**Provided records**

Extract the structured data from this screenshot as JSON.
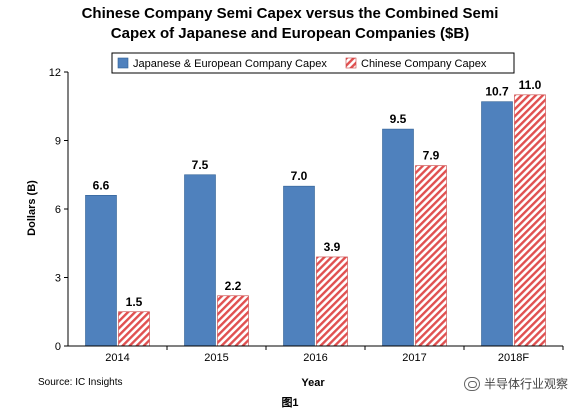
{
  "chart_data": {
    "type": "bar",
    "title_line1": "Chinese Company Semi Capex versus the Combined Semi",
    "title_line2": "Capex of Japanese and European Companies ($B)",
    "xlabel": "Year",
    "ylabel": "Dollars (B)",
    "ylim": [
      0,
      12
    ],
    "yticks": [
      "0",
      "3",
      "6",
      "9",
      "12"
    ],
    "categories": [
      "2014",
      "2015",
      "2016",
      "2017",
      "2018F"
    ],
    "legend_position": "top-right",
    "series": [
      {
        "name": "Japanese & European Company Capex",
        "values": [
          6.6,
          7.5,
          7.0,
          9.5,
          10.7
        ],
        "labels": [
          "6.6",
          "7.5",
          "7.0",
          "9.5",
          "10.7"
        ],
        "color": "#4f81bd",
        "pattern": "solid"
      },
      {
        "name": "Chinese Company Capex",
        "values": [
          1.5,
          2.2,
          3.9,
          7.9,
          11.0
        ],
        "labels": [
          "1.5",
          "2.2",
          "3.9",
          "7.9",
          "11.0"
        ],
        "color": "#e05050",
        "pattern": "diagonal-hatch"
      }
    ]
  },
  "source": "Source: IC Insights",
  "figure_caption": "图1",
  "watermark": "半导体行业观察"
}
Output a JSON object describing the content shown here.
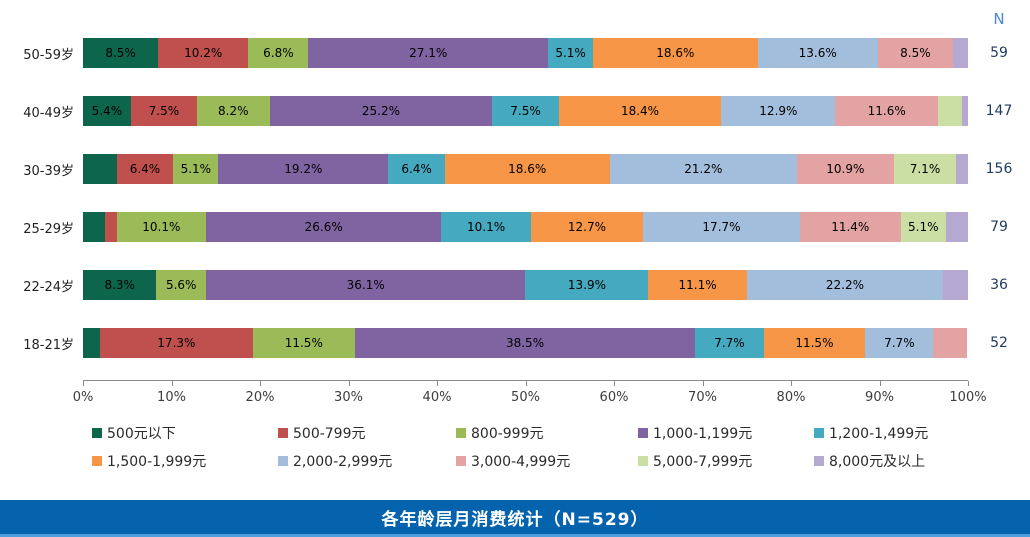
{
  "n_header": "N",
  "title_banner": {
    "text": "各年龄层月消费统计（N=529）",
    "background": "#0563ad",
    "accent_line": "#4aa0dc",
    "text_color": "#ffffff"
  },
  "chart_data": {
    "type": "bar",
    "subtype": "horizontal-stacked-percent",
    "title": "各年龄层月消费统计（N=529）",
    "xlabel": "",
    "ylabel": "",
    "xlim": [
      0,
      100
    ],
    "grid": false,
    "legend_position": "bottom",
    "label_min_percent": 5,
    "categories": [
      "50-59岁",
      "40-49岁",
      "30-39岁",
      "25-29岁",
      "22-24岁",
      "18-21岁"
    ],
    "n_values": [
      59,
      147,
      156,
      79,
      36,
      52
    ],
    "x_ticks": [
      "0%",
      "10%",
      "20%",
      "30%",
      "40%",
      "50%",
      "60%",
      "70%",
      "80%",
      "90%",
      "100%"
    ],
    "series": [
      {
        "name": "500元以下",
        "color": "#0d654c",
        "values": [
          8.5,
          5.4,
          3.8,
          2.5,
          8.3,
          1.9
        ]
      },
      {
        "name": "500-799元",
        "color": "#c0504d",
        "values": [
          10.2,
          7.5,
          6.4,
          1.3,
          0,
          17.3
        ]
      },
      {
        "name": "800-999元",
        "color": "#9bbb59",
        "values": [
          6.8,
          8.2,
          5.1,
          10.1,
          5.6,
          11.5
        ]
      },
      {
        "name": "1,000-1,199元",
        "color": "#8064a2",
        "values": [
          27.1,
          25.2,
          19.2,
          26.6,
          36.1,
          38.5
        ]
      },
      {
        "name": "1,200-1,499元",
        "color": "#45a9bf",
        "values": [
          5.1,
          7.5,
          6.4,
          10.1,
          13.9,
          7.7
        ]
      },
      {
        "name": "1,500-1,999元",
        "color": "#f79646",
        "values": [
          18.6,
          18.4,
          18.6,
          12.7,
          11.1,
          11.5
        ]
      },
      {
        "name": "2,000-2,999元",
        "color": "#a3bedd",
        "values": [
          13.6,
          12.9,
          21.2,
          17.7,
          22.2,
          7.7
        ]
      },
      {
        "name": "3,000-4,999元",
        "color": "#e3a3a2",
        "values": [
          8.5,
          11.6,
          10.9,
          11.4,
          0,
          3.8
        ]
      },
      {
        "name": "5,000-7,999元",
        "color": "#cbdfa4",
        "values": [
          0,
          2.7,
          7.1,
          5.1,
          0,
          0
        ]
      },
      {
        "name": "8,000元及以上",
        "color": "#b5a8d1",
        "values": [
          1.7,
          0.7,
          1.3,
          2.5,
          2.8,
          0
        ]
      }
    ]
  }
}
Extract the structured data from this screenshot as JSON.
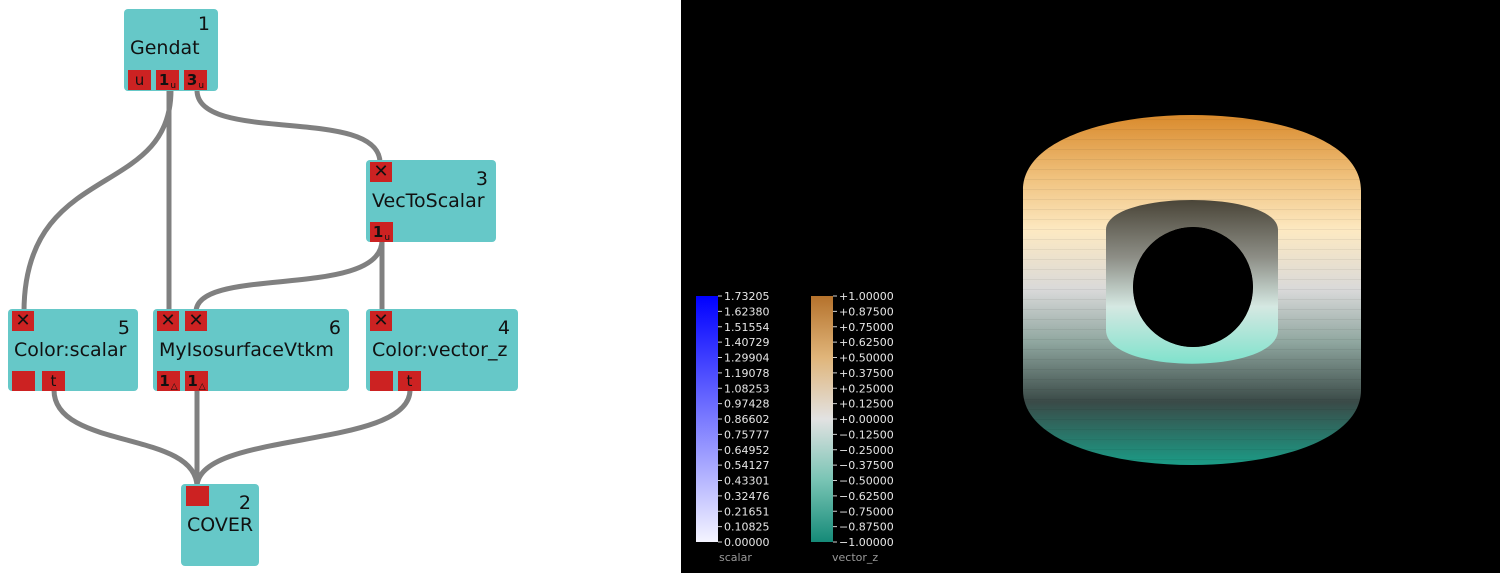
{
  "modules": {
    "gendat": {
      "number": "1",
      "name": "Gendat",
      "outputs": [
        {
          "main": "u",
          "sub": ""
        },
        {
          "main": "1",
          "sub": "u"
        },
        {
          "main": "3",
          "sub": "u"
        }
      ]
    },
    "vectoscalar": {
      "number": "3",
      "name": "VecToScalar",
      "input_mark": "✕",
      "outputs": [
        {
          "main": "1",
          "sub": "u"
        }
      ]
    },
    "color_scalar": {
      "number": "5",
      "name": "Color:scalar",
      "input_mark": "✕",
      "outputs": [
        {
          "main": "",
          "sub": ""
        },
        {
          "main": "t",
          "sub": ""
        }
      ]
    },
    "isosurface": {
      "number": "6",
      "name": "MyIsosurfaceVtkm",
      "input_marks": [
        "✕",
        "✕"
      ],
      "outputs": [
        {
          "main": "1",
          "sub": "△"
        },
        {
          "main": "1",
          "sub": "△"
        }
      ]
    },
    "color_vector_z": {
      "number": "4",
      "name": "Color:vector_z",
      "input_mark": "✕",
      "outputs": [
        {
          "main": "",
          "sub": ""
        },
        {
          "main": "t",
          "sub": ""
        }
      ]
    },
    "cover": {
      "number": "2",
      "name": "COVER"
    }
  },
  "colors": {
    "module_bg": "#66c8c8",
    "port": "#cc2222",
    "wire": "#808080",
    "render_bg": "#000000"
  },
  "legends": {
    "scalar": {
      "title": "scalar",
      "labels": [
        "1.73205",
        "1.62380",
        "1.51554",
        "1.40729",
        "1.29904",
        "1.19078",
        "1.08253",
        "0.97428",
        "0.86602",
        "0.75777",
        "0.64952",
        "0.54127",
        "0.43301",
        "0.32476",
        "0.21651",
        "0.10825",
        "0.00000"
      ],
      "color_top": "#0000ff",
      "color_bottom": "#f4f4ff"
    },
    "vector_z": {
      "title": "vector_z",
      "labels": [
        "+1.00000",
        "+0.87500",
        "+0.75000",
        "+0.62500",
        "+0.50000",
        "+0.37500",
        "+0.25000",
        "+0.12500",
        "+0.00000",
        "−0.12500",
        "−0.25000",
        "−0.37500",
        "−0.50000",
        "−0.62500",
        "−0.75000",
        "−0.87500",
        "−1.00000"
      ],
      "color_top": "#b5722c",
      "color_mid": "#e2e2e2",
      "color_bottom": "#158a78"
    }
  }
}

**Exercise instructions**
Collect each line containing the string "number".

**Correct output**
      "number": "1",
      "number": "3",
      "number": "5",
      "number": "6",
      "number": "4",
      "number": "2",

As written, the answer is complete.